What to produce: Extract each line of the records below that contains the word "spread".

Records provided:
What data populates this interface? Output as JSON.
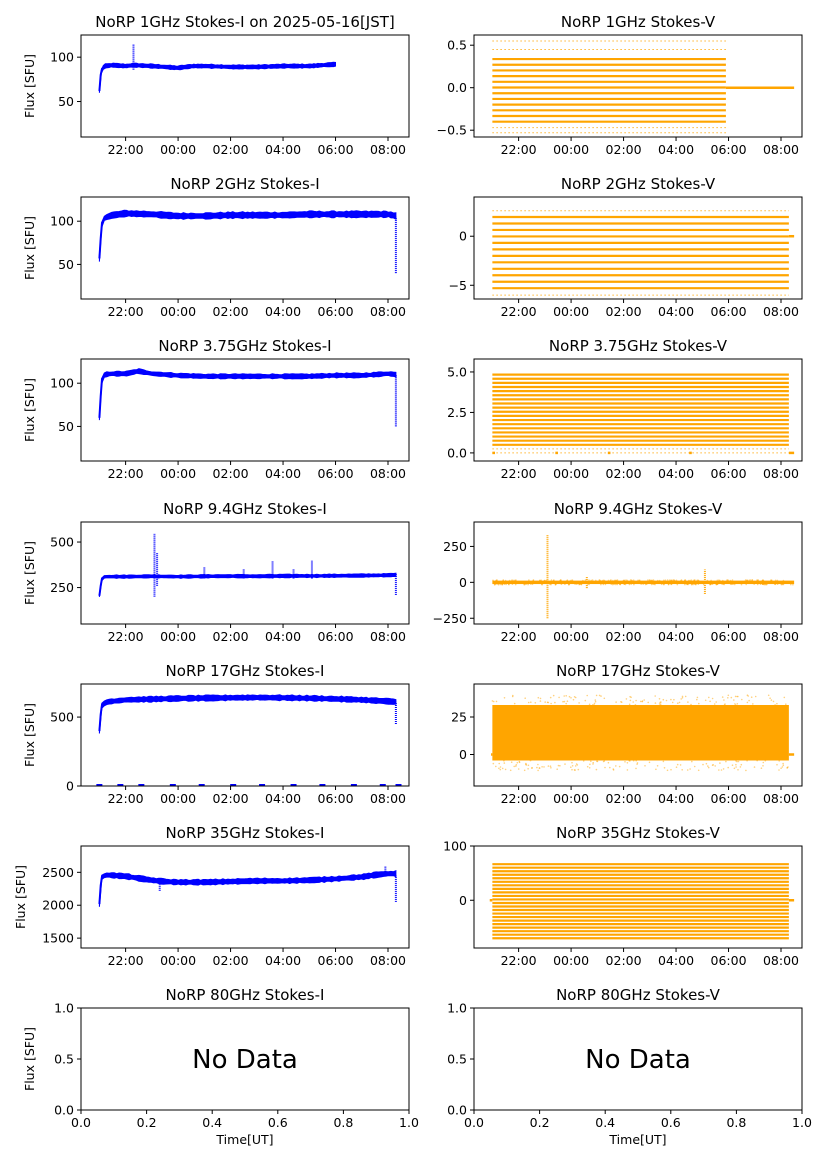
{
  "figure": {
    "x_label": "Time[UT]",
    "y_label": "Flux [SFU]",
    "time_ticks": [
      "22:00",
      "00:00",
      "02:00",
      "04:00",
      "06:00",
      "08:00"
    ],
    "no_data_text": "No Data",
    "colors": {
      "stokes_i": "#0000ff",
      "stokes_v": "#ffa500",
      "axes": "#000000",
      "background": "#ffffff"
    }
  },
  "chart_data": [
    {
      "id": "1ghz-i",
      "type": "scatter",
      "title": "NoRP 1GHz Stokes-I on 2025-05-16[JST]",
      "ylabel": "Flux [SFU]",
      "ylim": [
        10,
        125
      ],
      "yticks": [
        50,
        100
      ],
      "xlim_hours": [
        20.3,
        32.8
      ],
      "xticks": [
        "22:00",
        "00:00",
        "02:00",
        "04:00",
        "06:00",
        "08:00"
      ],
      "series": [
        {
          "style": "trace",
          "color": "#0000ff",
          "x": [
            21.0,
            21.05,
            21.1,
            21.2,
            21.5,
            22.0,
            22.3,
            23.0,
            23.5,
            24.0,
            24.3,
            24.6,
            25.0,
            26.0,
            27.0,
            28.0,
            29.0,
            29.5,
            30.0
          ],
          "y": [
            62,
            80,
            87,
            90,
            91,
            90,
            91,
            90,
            89,
            88,
            89,
            90,
            90,
            89,
            89,
            90,
            90,
            91,
            92
          ],
          "spread": 2.5
        }
      ],
      "spikes": [
        {
          "x": 22.3,
          "lo": 86,
          "hi": 115
        }
      ]
    },
    {
      "id": "1ghz-v",
      "type": "scatter",
      "title": "NoRP 1GHz Stokes-V",
      "ylim": [
        -0.58,
        0.62
      ],
      "yticks": [
        -0.5,
        0.0,
        0.5
      ],
      "xlim_hours": [
        20.3,
        32.8
      ],
      "xticks": [
        "22:00",
        "00:00",
        "02:00",
        "04:00",
        "06:00",
        "08:00"
      ],
      "series": [
        {
          "style": "bands",
          "color": "#ffa500",
          "x_start": 21.0,
          "x_end": 29.9,
          "y_min": -0.4,
          "y_max": 0.4,
          "step": 0.067,
          "sparse_levels": [
            0.45,
            0.55,
            -0.47,
            -0.53
          ]
        }
      ],
      "tail_line": {
        "x_start": 29.9,
        "x_end": 32.5,
        "y": 0.0
      }
    },
    {
      "id": "2ghz-i",
      "type": "scatter",
      "title": "NoRP 2GHz Stokes-I",
      "ylabel": "Flux [SFU]",
      "ylim": [
        10,
        128
      ],
      "yticks": [
        50,
        100
      ],
      "xlim_hours": [
        20.3,
        32.8
      ],
      "xticks": [
        "22:00",
        "00:00",
        "02:00",
        "04:00",
        "06:00",
        "08:00"
      ],
      "series": [
        {
          "style": "trace",
          "color": "#0000ff",
          "x": [
            21.0,
            21.05,
            21.1,
            21.2,
            21.5,
            22.0,
            23.0,
            24.0,
            25.0,
            26.0,
            27.0,
            28.0,
            29.0,
            30.0,
            31.0,
            32.0,
            32.3
          ],
          "y": [
            57,
            80,
            98,
            104,
            107,
            109,
            108,
            106,
            106,
            107,
            107,
            107,
            108,
            108,
            108,
            108,
            106
          ],
          "spread": 4
        }
      ],
      "spikes": [
        {
          "x": 32.3,
          "lo": 40,
          "hi": 105
        }
      ]
    },
    {
      "id": "2ghz-v",
      "type": "scatter",
      "title": "NoRP 2GHz Stokes-V",
      "ylim": [
        -6.4,
        4.0
      ],
      "yticks": [
        -5,
        0
      ],
      "xlim_hours": [
        20.3,
        32.8
      ],
      "xticks": [
        "22:00",
        "00:00",
        "02:00",
        "04:00",
        "06:00",
        "08:00"
      ],
      "series": [
        {
          "style": "bands",
          "color": "#ffa500",
          "x_start": 21.0,
          "x_end": 32.3,
          "y_min": -5.3,
          "y_max": 2.0,
          "step": 0.66,
          "sparse_levels": [
            2.6,
            -6.0
          ]
        }
      ],
      "tail_line": {
        "x_start": 32.3,
        "x_end": 32.5,
        "y": 0.0
      }
    },
    {
      "id": "375ghz-i",
      "type": "scatter",
      "title": "NoRP 3.75GHz Stokes-I",
      "ylabel": "Flux [SFU]",
      "ylim": [
        10,
        128
      ],
      "yticks": [
        50,
        100
      ],
      "xlim_hours": [
        20.3,
        32.8
      ],
      "xticks": [
        "22:00",
        "00:00",
        "02:00",
        "04:00",
        "06:00",
        "08:00"
      ],
      "series": [
        {
          "style": "trace",
          "color": "#0000ff",
          "x": [
            21.0,
            21.05,
            21.1,
            21.2,
            21.5,
            22.0,
            22.5,
            23.0,
            24.0,
            25.0,
            26.0,
            27.0,
            28.0,
            29.0,
            30.0,
            31.0,
            32.0,
            32.3
          ],
          "y": [
            60,
            85,
            105,
            110,
            111,
            111,
            114,
            111,
            109,
            108,
            108,
            108,
            108,
            108,
            109,
            109,
            111,
            110
          ],
          "spread": 3
        }
      ],
      "spikes": [
        {
          "x": 32.3,
          "lo": 50,
          "hi": 110
        }
      ]
    },
    {
      "id": "375ghz-v",
      "type": "scatter",
      "title": "NoRP 3.75GHz Stokes-V",
      "ylim": [
        -0.5,
        5.8
      ],
      "yticks": [
        0.0,
        2.5,
        5.0
      ],
      "xlim_hours": [
        20.3,
        32.8
      ],
      "xticks": [
        "22:00",
        "00:00",
        "02:00",
        "04:00",
        "06:00",
        "08:00"
      ],
      "series": [
        {
          "style": "bands",
          "color": "#ffa500",
          "x_start": 21.0,
          "x_end": 32.3,
          "y_min": 0.5,
          "y_max": 5.0,
          "step": 0.255,
          "sparse_levels": [
            0.25,
            0.0
          ]
        }
      ],
      "zero_segments": [
        [
          21.0,
          21.1
        ],
        [
          23.4,
          23.5
        ],
        [
          25.4,
          25.5
        ],
        [
          28.5,
          28.6
        ],
        [
          32.3,
          32.5
        ]
      ]
    },
    {
      "id": "94ghz-i",
      "type": "scatter",
      "title": "NoRP 9.4GHz Stokes-I",
      "ylabel": "Flux [SFU]",
      "ylim": [
        50,
        610
      ],
      "yticks": [
        250,
        500
      ],
      "xlim_hours": [
        20.3,
        32.8
      ],
      "xticks": [
        "22:00",
        "00:00",
        "02:00",
        "04:00",
        "06:00",
        "08:00"
      ],
      "series": [
        {
          "style": "trace",
          "color": "#0000ff",
          "x": [
            21.0,
            21.05,
            21.1,
            21.2,
            22.0,
            23.0,
            24.0,
            25.0,
            26.0,
            27.0,
            28.0,
            29.0,
            30.0,
            31.0,
            32.0,
            32.3
          ],
          "y": [
            205,
            260,
            300,
            310,
            310,
            312,
            310,
            312,
            313,
            312,
            314,
            314,
            315,
            316,
            318,
            320
          ],
          "spread": 10
        }
      ],
      "spikes": [
        {
          "x": 23.1,
          "lo": 200,
          "hi": 545
        },
        {
          "x": 23.2,
          "lo": 260,
          "hi": 440
        },
        {
          "x": 25.0,
          "lo": 300,
          "hi": 360
        },
        {
          "x": 26.5,
          "lo": 300,
          "hi": 355
        },
        {
          "x": 27.6,
          "lo": 300,
          "hi": 395
        },
        {
          "x": 28.4,
          "lo": 300,
          "hi": 350
        },
        {
          "x": 29.1,
          "lo": 300,
          "hi": 400
        },
        {
          "x": 32.3,
          "lo": 210,
          "hi": 330
        }
      ]
    },
    {
      "id": "94ghz-v",
      "type": "scatter",
      "title": "NoRP 9.4GHz Stokes-V",
      "ylim": [
        -290,
        420
      ],
      "yticks": [
        -250,
        0,
        250
      ],
      "xlim_hours": [
        20.3,
        32.8
      ],
      "xticks": [
        "22:00",
        "00:00",
        "02:00",
        "04:00",
        "06:00",
        "08:00"
      ],
      "series": [
        {
          "style": "band",
          "color": "#ffa500",
          "x_start": 21.0,
          "x_end": 32.5,
          "y_min": -12,
          "y_max": 12
        }
      ],
      "spikes": [
        {
          "x": 23.1,
          "lo": -250,
          "hi": 330
        },
        {
          "x": 24.6,
          "lo": -40,
          "hi": 40
        },
        {
          "x": 29.1,
          "lo": -80,
          "hi": 90
        }
      ]
    },
    {
      "id": "17ghz-i",
      "type": "scatter",
      "title": "NoRP 17GHz Stokes-I",
      "ylabel": "Flux [SFU]",
      "ylim": [
        0,
        740
      ],
      "yticks": [
        0,
        500
      ],
      "xlim_hours": [
        20.3,
        32.8
      ],
      "xticks": [
        "22:00",
        "00:00",
        "02:00",
        "04:00",
        "06:00",
        "08:00"
      ],
      "series": [
        {
          "style": "trace",
          "color": "#0000ff",
          "x": [
            21.0,
            21.05,
            21.1,
            21.3,
            22.0,
            23.0,
            24.0,
            25.0,
            26.0,
            27.0,
            28.0,
            29.0,
            30.0,
            31.0,
            32.0,
            32.3
          ],
          "y": [
            400,
            520,
            590,
            610,
            625,
            630,
            635,
            638,
            640,
            642,
            640,
            637,
            632,
            625,
            615,
            610
          ],
          "spread": 22
        }
      ],
      "spikes": [
        {
          "x": 32.3,
          "lo": 450,
          "hi": 610
        }
      ],
      "baseline_dots": [
        21.0,
        21.8,
        22.6,
        23.8,
        24.9,
        26.1,
        27.2,
        28.4,
        29.5,
        30.7,
        31.8,
        32.4
      ]
    },
    {
      "id": "17ghz-v",
      "type": "scatter",
      "title": "NoRP 17GHz Stokes-V",
      "ylim": [
        -21,
        47
      ],
      "yticks": [
        0,
        25
      ],
      "xlim_hours": [
        20.3,
        32.8
      ],
      "xticks": [
        "22:00",
        "00:00",
        "02:00",
        "04:00",
        "06:00",
        "08:00"
      ],
      "series": [
        {
          "style": "band",
          "color": "#ffa500",
          "x_start": 21.0,
          "x_end": 32.3,
          "y_min": -4,
          "y_max": 33
        }
      ],
      "tail_line": {
        "x_start": 32.3,
        "x_end": 32.5,
        "y": 0.0
      },
      "head_line": {
        "x_start": 20.95,
        "x_end": 21.0,
        "y": 0.0
      }
    },
    {
      "id": "35ghz-i",
      "type": "scatter",
      "title": "NoRP 35GHz Stokes-I",
      "ylabel": "Flux [SFU]",
      "ylim": [
        1350,
        2900
      ],
      "yticks": [
        1500,
        2000,
        2500
      ],
      "xlim_hours": [
        20.3,
        32.8
      ],
      "xticks": [
        "22:00",
        "00:00",
        "02:00",
        "04:00",
        "06:00",
        "08:00"
      ],
      "series": [
        {
          "style": "trace",
          "color": "#0000ff",
          "x": [
            21.0,
            21.05,
            21.1,
            21.3,
            22.0,
            22.5,
            23.0,
            23.5,
            24.0,
            25.0,
            26.0,
            27.0,
            28.0,
            29.0,
            30.0,
            31.0,
            31.5,
            32.0,
            32.3
          ],
          "y": [
            2020,
            2300,
            2440,
            2460,
            2440,
            2410,
            2380,
            2360,
            2350,
            2350,
            2360,
            2370,
            2370,
            2380,
            2400,
            2430,
            2460,
            2480,
            2480
          ],
          "spread": 45
        }
      ],
      "spikes": [
        {
          "x": 23.3,
          "lo": 2220,
          "hi": 2360
        },
        {
          "x": 32.3,
          "lo": 2050,
          "hi": 2450
        },
        {
          "x": 31.9,
          "lo": 2450,
          "hi": 2600
        }
      ]
    },
    {
      "id": "35ghz-v",
      "type": "scatter",
      "title": "NoRP 35GHz Stokes-V",
      "ylim": [
        -88,
        100
      ],
      "yticks": [
        0,
        100
      ],
      "xlim_hours": [
        20.3,
        32.8
      ],
      "xticks": [
        "22:00",
        "00:00",
        "02:00",
        "04:00",
        "06:00",
        "08:00"
      ],
      "series": [
        {
          "style": "bands",
          "color": "#ffa500",
          "x_start": 21.0,
          "x_end": 32.3,
          "y_min": -70,
          "y_max": 68,
          "step": 6.5,
          "sparse_levels": []
        }
      ],
      "tail_line": {
        "x_start": 32.3,
        "x_end": 32.5,
        "y": 0.0
      },
      "head_line": {
        "x_start": 20.9,
        "x_end": 21.0,
        "y": 0.0
      }
    },
    {
      "id": "80ghz-i",
      "type": "scatter",
      "title": "NoRP 80GHz Stokes-I",
      "ylabel": "Flux [SFU]",
      "xlabel": "Time[UT]",
      "xlim": [
        0,
        1
      ],
      "ylim": [
        0,
        1
      ],
      "xticks_num": [
        "0.0",
        "0.2",
        "0.4",
        "0.6",
        "0.8",
        "1.0"
      ],
      "yticks_num": [
        "0.0",
        "0.5",
        "1.0"
      ],
      "no_data": true,
      "series": []
    },
    {
      "id": "80ghz-v",
      "type": "scatter",
      "title": "NoRP 80GHz Stokes-V",
      "xlabel": "Time[UT]",
      "xlim": [
        0,
        1
      ],
      "ylim": [
        0,
        1
      ],
      "xticks_num": [
        "0.0",
        "0.2",
        "0.4",
        "0.6",
        "0.8",
        "1.0"
      ],
      "yticks_num": [
        "0.0",
        "0.5",
        "1.0"
      ],
      "no_data": true,
      "series": []
    }
  ]
}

Result:
          "spread": 2.5
          "spread": 4
          "spread": 3
          "spread": 10
          "spread": 22
          "spread": 45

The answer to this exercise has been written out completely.